• [Exercise]
Please print the full listing exactly.

[Extracts from a graphics dataset]
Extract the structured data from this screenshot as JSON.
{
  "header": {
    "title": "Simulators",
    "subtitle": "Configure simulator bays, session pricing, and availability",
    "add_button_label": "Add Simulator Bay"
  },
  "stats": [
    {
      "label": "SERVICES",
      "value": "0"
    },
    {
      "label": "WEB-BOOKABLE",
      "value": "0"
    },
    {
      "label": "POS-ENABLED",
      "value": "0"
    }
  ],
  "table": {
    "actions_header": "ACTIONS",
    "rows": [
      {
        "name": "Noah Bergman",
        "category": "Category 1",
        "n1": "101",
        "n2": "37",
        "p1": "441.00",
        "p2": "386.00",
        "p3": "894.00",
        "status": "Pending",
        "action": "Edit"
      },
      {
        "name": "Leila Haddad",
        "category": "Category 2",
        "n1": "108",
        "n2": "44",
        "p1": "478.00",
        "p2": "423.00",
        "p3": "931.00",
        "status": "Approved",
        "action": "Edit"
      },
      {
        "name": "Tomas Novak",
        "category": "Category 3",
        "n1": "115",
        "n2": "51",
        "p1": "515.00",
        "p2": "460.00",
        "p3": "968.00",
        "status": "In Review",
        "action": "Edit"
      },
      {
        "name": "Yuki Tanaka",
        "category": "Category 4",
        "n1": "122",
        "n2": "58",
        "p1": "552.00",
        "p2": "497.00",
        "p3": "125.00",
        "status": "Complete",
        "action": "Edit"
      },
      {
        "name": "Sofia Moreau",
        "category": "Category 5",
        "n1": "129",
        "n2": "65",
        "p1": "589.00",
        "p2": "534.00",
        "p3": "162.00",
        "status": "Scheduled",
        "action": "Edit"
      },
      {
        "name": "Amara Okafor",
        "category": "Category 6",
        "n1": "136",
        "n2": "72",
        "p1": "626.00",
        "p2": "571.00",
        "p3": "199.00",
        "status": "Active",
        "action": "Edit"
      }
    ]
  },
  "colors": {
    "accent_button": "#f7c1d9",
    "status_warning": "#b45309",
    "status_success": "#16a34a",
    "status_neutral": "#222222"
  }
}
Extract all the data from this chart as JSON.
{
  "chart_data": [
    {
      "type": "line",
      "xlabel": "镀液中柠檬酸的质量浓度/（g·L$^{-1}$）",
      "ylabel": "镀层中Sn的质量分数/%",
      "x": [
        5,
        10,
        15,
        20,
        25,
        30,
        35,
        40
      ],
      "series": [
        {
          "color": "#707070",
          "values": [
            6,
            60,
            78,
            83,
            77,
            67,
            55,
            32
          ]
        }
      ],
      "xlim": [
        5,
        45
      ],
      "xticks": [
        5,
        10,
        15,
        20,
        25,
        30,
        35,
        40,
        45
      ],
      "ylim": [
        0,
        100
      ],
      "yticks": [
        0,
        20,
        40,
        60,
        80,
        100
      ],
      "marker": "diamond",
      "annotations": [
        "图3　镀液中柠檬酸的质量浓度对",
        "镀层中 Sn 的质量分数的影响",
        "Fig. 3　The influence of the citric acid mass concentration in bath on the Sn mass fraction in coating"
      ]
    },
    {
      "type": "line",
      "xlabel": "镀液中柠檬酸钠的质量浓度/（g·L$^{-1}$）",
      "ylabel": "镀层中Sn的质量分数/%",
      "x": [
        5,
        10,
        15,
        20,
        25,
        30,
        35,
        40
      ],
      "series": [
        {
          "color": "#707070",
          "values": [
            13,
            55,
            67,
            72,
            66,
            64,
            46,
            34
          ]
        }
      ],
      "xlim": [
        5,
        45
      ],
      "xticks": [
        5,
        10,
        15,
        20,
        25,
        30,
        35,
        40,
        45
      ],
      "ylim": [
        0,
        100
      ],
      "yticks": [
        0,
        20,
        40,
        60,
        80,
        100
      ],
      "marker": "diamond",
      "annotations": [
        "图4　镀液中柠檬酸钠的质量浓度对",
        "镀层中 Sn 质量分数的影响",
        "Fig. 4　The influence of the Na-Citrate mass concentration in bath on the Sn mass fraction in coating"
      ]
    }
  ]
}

• [Task response]
Extract the structured data from this screenshot as JSON.
{
  "header": {
    "title": "Simulators",
    "subtitle": "Configure simulator bays, session pricing, and availability",
    "add_button_label": "Add Simulator Bay"
  },
  "stats": [
    {
      "label": "SERVICES",
      "value": "0"
    },
    {
      "label": "WEB-BOOKABLE",
      "value": "0"
    },
    {
      "label": "POS-ENABLED",
      "value": "0"
    }
  ],
  "table": {
    "actions_header": "ACTIONS",
    "rows": [
      {
        "name": "Noah Bergman",
        "category": "Category 1",
        "n1": "101",
        "n2": "37",
        "p1": "441.00",
        "p2": "386.00",
        "p3": "894.00",
        "status": "Pending",
        "action": "Edit"
      },
      {
        "name": "Leila Haddad",
        "category": "Category 2",
        "n1": "108",
        "n2": "44",
        "p1": "478.00",
        "p2": "423.00",
        "p3": "931.00",
        "status": "Approved",
        "action": "Edit"
      },
      {
        "name": "Tomas Novak",
        "category": "Category 3",
        "n1": "115",
        "n2": "51",
        "p1": "515.00",
        "p2": "460.00",
        "p3": "968.00",
        "status": "In Review",
        "action": "Edit"
      },
      {
        "name": "Yuki Tanaka",
        "category": "Category 4",
        "n1": "122",
        "n2": "58",
        "p1": "552.00",
        "p2": "497.00",
        "p3": "125.00",
        "status": "Complete",
        "action": "Edit"
      },
      {
        "name": "Sofia Moreau",
        "category": "Category 5",
        "n1": "129",
        "n2": "65",
        "p1": "589.00",
        "p2": "534.00",
        "p3": "162.00",
        "status": "Scheduled",
        "action": "Edit"
      },
      {
        "name": "Amara Okafor",
        "category": "Category 6",
        "n1": "136",
        "n2": "72",
        "p1": "626.00",
        "p2": "571.00",
        "p3": "199.00",
        "status": "Active",
        "action": "Edit"
      }
    ]
  },
  "colors": {
    "accent_button": "#f7c1d9",
    "status_warning": "#b45309",
    "status_success": "#16a34a",
    "status_neutral": "#222222"
  }
}
Extract all the data from this chart as JSON.
{
  "chart_data": [
    {
      "type": "line",
      "xlabel": "镀液中柠檬酸的质量浓度/（g·L$^{-1}$）",
      "ylabel": "镀层中Sn的质量分数/%",
      "x": [
        5,
        10,
        15,
        20,
        25,
        30,
        35,
        40
      ],
      "series": [
        {
          "color": "#707070",
          "values": [
            6,
            60,
            78,
            83,
            77,
            67,
            55,
            32
          ]
        }
      ],
      "xlim": [
        5,
        45
      ],
      "xticks": [
        5,
        10,
        15,
        20,
        25,
        30,
        35,
        40,
        45
      ],
      "ylim": [
        0,
        100
      ],
      "yticks": [
        0,
        20,
        40,
        60,
        80,
        100
      ],
      "marker": "diamond",
      "annotations": [
        "图3　镀液中柠檬酸的质量浓度对",
        "镀层中 Sn 的质量分数的影响",
        "Fig. 3　The influence of the citric acid mass concentration in bath on the Sn mass fraction in coating"
      ]
    },
    {
      "type": "line",
      "xlabel": "镀液中柠檬酸钠的质量浓度/（g·L$^{-1}$）",
      "ylabel": "镀层中Sn的质量分数/%",
      "x": [
        5,
        10,
        15,
        20,
        25,
        30,
        35,
        40
      ],
      "series": [
        {
          "color": "#707070",
          "values": [
            13,
            55,
            67,
            72,
            66,
            64,
            46,
            34
          ]
        }
      ],
      "xlim": [
        5,
        45
      ],
      "xticks": [
        5,
        10,
        15,
        20,
        25,
        30,
        35,
        40,
        45
      ],
      "ylim": [
        0,
        100
      ],
      "yticks": [
        0,
        20,
        40,
        60,
        80,
        100
      ],
      "marker": "diamond",
      "annotations": [
        "图4　镀液中柠檬酸钠的质量浓度对",
        "镀层中 Sn 质量分数的影响",
        "Fig. 4　The influence of the Na-Citrate mass concentration in bath on the Sn mass fraction in coating"
      ]
    }
  ]
}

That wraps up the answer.